**Material shown**
§

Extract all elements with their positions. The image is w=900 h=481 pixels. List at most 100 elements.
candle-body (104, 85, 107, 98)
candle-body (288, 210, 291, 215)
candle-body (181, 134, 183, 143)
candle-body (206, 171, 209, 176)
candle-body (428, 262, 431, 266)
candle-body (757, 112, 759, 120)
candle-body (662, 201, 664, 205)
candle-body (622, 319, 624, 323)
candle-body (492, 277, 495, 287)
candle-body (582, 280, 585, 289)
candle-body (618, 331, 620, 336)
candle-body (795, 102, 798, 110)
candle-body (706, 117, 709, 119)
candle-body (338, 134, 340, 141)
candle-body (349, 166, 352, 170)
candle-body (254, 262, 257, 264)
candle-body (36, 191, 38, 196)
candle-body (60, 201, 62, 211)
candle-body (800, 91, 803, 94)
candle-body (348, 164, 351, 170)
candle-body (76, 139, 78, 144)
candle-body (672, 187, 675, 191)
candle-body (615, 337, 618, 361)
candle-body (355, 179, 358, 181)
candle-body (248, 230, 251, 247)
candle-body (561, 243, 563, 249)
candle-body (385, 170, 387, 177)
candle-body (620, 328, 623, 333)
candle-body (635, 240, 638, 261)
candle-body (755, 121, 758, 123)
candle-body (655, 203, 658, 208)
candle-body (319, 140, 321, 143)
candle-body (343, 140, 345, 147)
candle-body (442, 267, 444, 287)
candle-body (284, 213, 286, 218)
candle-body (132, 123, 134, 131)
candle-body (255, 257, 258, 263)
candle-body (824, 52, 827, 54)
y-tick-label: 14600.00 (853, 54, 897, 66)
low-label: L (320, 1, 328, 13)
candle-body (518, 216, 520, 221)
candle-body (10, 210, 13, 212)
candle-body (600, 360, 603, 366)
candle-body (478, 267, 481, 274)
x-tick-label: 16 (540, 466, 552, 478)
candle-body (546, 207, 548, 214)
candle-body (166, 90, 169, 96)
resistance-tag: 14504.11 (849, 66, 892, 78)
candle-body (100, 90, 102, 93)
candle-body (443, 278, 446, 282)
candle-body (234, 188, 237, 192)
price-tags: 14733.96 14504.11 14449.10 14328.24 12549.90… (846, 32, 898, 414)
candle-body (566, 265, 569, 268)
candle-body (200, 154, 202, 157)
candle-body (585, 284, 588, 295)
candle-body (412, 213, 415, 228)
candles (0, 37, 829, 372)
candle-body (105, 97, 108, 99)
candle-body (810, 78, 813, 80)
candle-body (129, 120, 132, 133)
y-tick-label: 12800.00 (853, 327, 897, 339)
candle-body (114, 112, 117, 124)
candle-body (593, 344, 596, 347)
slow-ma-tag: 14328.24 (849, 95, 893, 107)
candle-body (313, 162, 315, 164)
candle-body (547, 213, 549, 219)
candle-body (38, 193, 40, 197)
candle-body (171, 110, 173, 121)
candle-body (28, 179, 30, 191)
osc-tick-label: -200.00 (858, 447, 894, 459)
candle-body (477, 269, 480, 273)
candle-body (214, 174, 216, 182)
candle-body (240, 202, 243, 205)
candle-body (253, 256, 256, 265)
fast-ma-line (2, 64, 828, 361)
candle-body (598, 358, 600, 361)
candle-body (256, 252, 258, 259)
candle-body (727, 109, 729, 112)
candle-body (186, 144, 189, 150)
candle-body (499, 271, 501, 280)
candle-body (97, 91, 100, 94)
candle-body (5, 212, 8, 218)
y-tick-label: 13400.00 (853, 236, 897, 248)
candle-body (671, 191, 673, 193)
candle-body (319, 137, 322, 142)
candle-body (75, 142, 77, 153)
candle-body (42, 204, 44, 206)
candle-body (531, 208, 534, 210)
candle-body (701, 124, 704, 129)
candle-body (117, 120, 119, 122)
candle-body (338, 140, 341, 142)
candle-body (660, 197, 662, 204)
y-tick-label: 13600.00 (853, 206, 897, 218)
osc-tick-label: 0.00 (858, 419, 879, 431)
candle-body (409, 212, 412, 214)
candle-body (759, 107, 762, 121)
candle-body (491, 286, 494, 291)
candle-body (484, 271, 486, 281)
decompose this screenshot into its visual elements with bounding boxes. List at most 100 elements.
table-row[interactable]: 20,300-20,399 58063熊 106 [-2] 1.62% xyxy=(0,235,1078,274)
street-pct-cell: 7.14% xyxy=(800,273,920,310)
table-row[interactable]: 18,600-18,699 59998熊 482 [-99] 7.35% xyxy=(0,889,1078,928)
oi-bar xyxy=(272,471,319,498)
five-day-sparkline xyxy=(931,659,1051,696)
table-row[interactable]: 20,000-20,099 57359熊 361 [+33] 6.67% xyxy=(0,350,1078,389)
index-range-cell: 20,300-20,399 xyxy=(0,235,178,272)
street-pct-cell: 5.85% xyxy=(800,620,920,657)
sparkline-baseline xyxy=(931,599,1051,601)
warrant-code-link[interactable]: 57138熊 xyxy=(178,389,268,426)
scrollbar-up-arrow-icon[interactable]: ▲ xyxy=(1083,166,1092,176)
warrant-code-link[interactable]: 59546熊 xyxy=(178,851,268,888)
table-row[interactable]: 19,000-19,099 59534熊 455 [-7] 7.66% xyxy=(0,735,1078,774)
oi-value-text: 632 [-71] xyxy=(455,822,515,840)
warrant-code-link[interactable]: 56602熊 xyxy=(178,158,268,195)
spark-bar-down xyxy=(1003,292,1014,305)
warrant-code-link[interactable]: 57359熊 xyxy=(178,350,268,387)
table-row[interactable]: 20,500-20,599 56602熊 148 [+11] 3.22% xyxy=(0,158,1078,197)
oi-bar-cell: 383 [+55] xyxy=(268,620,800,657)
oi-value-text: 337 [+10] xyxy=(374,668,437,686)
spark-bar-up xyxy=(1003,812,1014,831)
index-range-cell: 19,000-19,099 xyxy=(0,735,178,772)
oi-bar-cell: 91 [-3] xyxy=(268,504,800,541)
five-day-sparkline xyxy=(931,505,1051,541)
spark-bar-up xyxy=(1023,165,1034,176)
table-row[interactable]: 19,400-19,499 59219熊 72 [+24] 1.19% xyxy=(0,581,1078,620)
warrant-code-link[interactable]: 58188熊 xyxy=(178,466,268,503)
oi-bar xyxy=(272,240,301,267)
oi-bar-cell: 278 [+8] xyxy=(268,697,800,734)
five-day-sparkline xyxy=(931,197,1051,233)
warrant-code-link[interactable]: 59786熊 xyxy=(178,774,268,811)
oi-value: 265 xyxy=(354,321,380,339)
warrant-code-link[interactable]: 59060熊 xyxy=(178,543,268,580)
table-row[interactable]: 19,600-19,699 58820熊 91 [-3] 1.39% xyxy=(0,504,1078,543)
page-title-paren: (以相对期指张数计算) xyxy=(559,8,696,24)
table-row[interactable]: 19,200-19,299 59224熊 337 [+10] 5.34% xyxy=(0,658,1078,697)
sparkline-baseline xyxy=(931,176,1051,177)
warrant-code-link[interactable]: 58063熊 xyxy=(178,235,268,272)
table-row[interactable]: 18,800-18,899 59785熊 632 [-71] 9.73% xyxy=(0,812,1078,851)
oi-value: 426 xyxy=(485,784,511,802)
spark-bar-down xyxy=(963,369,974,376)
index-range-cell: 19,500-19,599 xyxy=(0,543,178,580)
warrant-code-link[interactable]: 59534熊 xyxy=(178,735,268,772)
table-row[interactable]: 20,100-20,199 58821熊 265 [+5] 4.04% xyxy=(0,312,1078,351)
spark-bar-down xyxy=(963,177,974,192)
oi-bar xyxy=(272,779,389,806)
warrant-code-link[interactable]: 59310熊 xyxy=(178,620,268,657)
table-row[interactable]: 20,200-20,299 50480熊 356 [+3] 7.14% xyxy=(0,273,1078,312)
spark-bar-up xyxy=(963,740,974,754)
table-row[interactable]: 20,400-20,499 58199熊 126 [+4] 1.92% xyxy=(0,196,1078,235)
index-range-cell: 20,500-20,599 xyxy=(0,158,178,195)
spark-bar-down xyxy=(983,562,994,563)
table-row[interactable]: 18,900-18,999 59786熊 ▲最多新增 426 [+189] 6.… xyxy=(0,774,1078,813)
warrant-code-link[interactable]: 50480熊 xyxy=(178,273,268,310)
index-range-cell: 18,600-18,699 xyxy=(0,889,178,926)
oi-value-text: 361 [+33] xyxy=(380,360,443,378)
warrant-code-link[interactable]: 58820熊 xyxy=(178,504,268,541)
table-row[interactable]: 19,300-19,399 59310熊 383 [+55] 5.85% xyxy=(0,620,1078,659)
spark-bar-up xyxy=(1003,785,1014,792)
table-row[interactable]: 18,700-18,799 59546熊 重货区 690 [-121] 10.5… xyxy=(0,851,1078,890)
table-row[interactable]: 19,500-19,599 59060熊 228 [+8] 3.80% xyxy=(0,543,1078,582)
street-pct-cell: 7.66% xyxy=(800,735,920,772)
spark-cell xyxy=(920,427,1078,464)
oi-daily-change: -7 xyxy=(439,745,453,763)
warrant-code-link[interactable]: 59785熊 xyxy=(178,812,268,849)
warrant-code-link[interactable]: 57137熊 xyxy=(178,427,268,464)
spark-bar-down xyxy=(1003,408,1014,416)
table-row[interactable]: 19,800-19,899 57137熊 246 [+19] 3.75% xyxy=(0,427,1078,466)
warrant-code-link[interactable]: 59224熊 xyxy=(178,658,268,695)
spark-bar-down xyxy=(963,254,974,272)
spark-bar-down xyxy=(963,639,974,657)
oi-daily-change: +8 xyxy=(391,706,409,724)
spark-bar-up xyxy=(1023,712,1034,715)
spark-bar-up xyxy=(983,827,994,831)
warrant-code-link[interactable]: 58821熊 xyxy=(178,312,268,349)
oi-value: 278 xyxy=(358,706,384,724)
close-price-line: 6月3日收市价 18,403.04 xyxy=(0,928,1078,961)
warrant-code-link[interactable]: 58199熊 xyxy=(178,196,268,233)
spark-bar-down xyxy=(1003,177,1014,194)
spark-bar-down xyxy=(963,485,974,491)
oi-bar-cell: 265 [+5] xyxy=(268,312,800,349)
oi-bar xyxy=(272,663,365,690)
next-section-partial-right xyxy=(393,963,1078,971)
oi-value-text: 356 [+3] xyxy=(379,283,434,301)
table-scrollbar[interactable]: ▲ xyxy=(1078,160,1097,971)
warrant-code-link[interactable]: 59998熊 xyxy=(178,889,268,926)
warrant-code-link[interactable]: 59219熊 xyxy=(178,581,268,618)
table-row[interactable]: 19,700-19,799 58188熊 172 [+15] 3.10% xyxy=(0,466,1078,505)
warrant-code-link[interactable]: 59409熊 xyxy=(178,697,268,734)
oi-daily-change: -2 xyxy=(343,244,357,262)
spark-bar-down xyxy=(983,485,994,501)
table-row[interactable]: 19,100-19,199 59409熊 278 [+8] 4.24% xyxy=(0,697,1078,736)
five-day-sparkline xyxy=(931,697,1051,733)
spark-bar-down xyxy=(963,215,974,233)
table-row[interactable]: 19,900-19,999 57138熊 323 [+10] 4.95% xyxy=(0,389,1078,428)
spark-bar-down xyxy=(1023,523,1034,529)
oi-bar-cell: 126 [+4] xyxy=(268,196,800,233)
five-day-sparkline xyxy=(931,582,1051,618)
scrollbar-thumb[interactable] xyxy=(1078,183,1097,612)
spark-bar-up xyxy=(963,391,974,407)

§

**Do this**
Arrange the records as a Markdown table with columns Row and Line. Start at the first line of the records and end at the line containing "candle-body (348, 164, 351, 170)", including both. Number each line and leave out blank lines.

**The output**
| Row | Line |
|---|---|
| 1 | Extract all elements with their positions. The image is w=900 h=481 pixels. List at most 100 elements. |
| 2 | candle-body (104, 85, 107, 98) |
| 3 | candle-body (288, 210, 291, 215) |
| 4 | candle-body (181, 134, 183, 143) |
| 5 | candle-body (206, 171, 209, 176) |
| 6 | candle-body (428, 262, 431, 266) |
| 7 | candle-body (757, 112, 759, 120) |
| 8 | candle-body (662, 201, 664, 205) |
| 9 | candle-body (622, 319, 624, 323) |
| 10 | candle-body (492, 277, 495, 287) |
| 11 | candle-body (582, 280, 585, 289) |
| 12 | candle-body (618, 331, 620, 336) |
| 13 | candle-body (795, 102, 798, 110) |
| 14 | candle-body (706, 117, 709, 119) |
| 15 | candle-body (338, 134, 340, 141) |
| 16 | candle-body (349, 166, 352, 170) |
| 17 | candle-body (254, 262, 257, 264) |
| 18 | candle-body (36, 191, 38, 196) |
| 19 | candle-body (60, 201, 62, 211) |
| 20 | candle-body (800, 91, 803, 94) |
| 21 | candle-body (348, 164, 351, 170) |